◆ What is expected:
All entries must be repeated exactly; do not include the pictures.

◆ Extracted entries:
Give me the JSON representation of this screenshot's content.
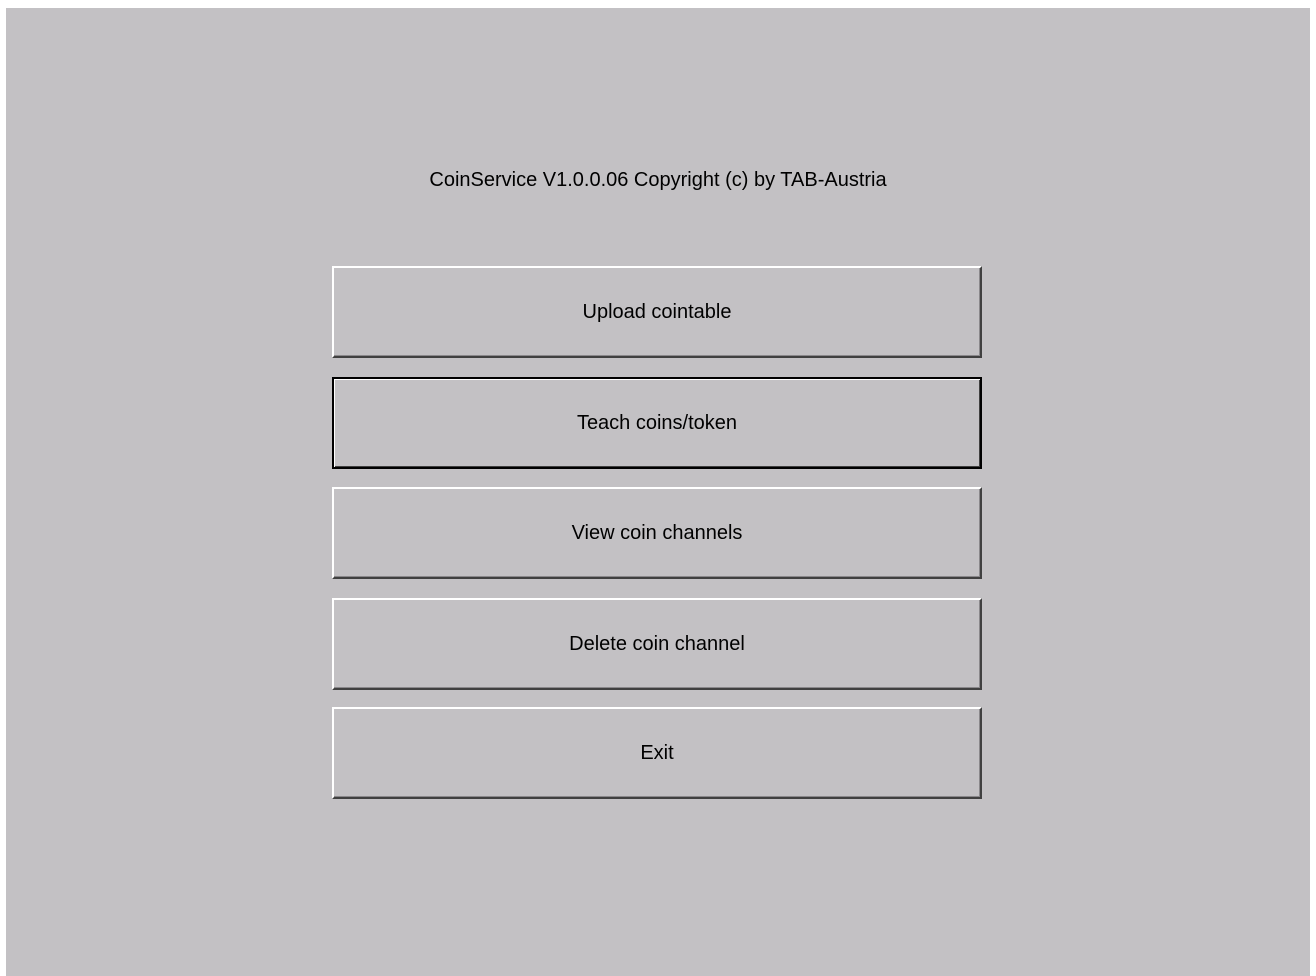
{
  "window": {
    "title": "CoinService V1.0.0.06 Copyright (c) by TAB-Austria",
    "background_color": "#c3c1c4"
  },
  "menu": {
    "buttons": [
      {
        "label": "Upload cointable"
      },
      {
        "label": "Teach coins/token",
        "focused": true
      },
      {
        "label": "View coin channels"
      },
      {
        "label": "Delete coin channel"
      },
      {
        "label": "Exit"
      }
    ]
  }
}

◆ The answer:
Give me the JSON representation of this screenshot's content.
{
  "window": {
    "title": "CoinService V1.0.0.06 Copyright (c) by TAB-Austria",
    "background_color": "#c3c1c4"
  },
  "menu": {
    "buttons": [
      {
        "label": "Upload cointable"
      },
      {
        "label": "Teach coins/token",
        "focused": true
      },
      {
        "label": "View coin channels"
      },
      {
        "label": "Delete coin channel"
      },
      {
        "label": "Exit"
      }
    ]
  }
}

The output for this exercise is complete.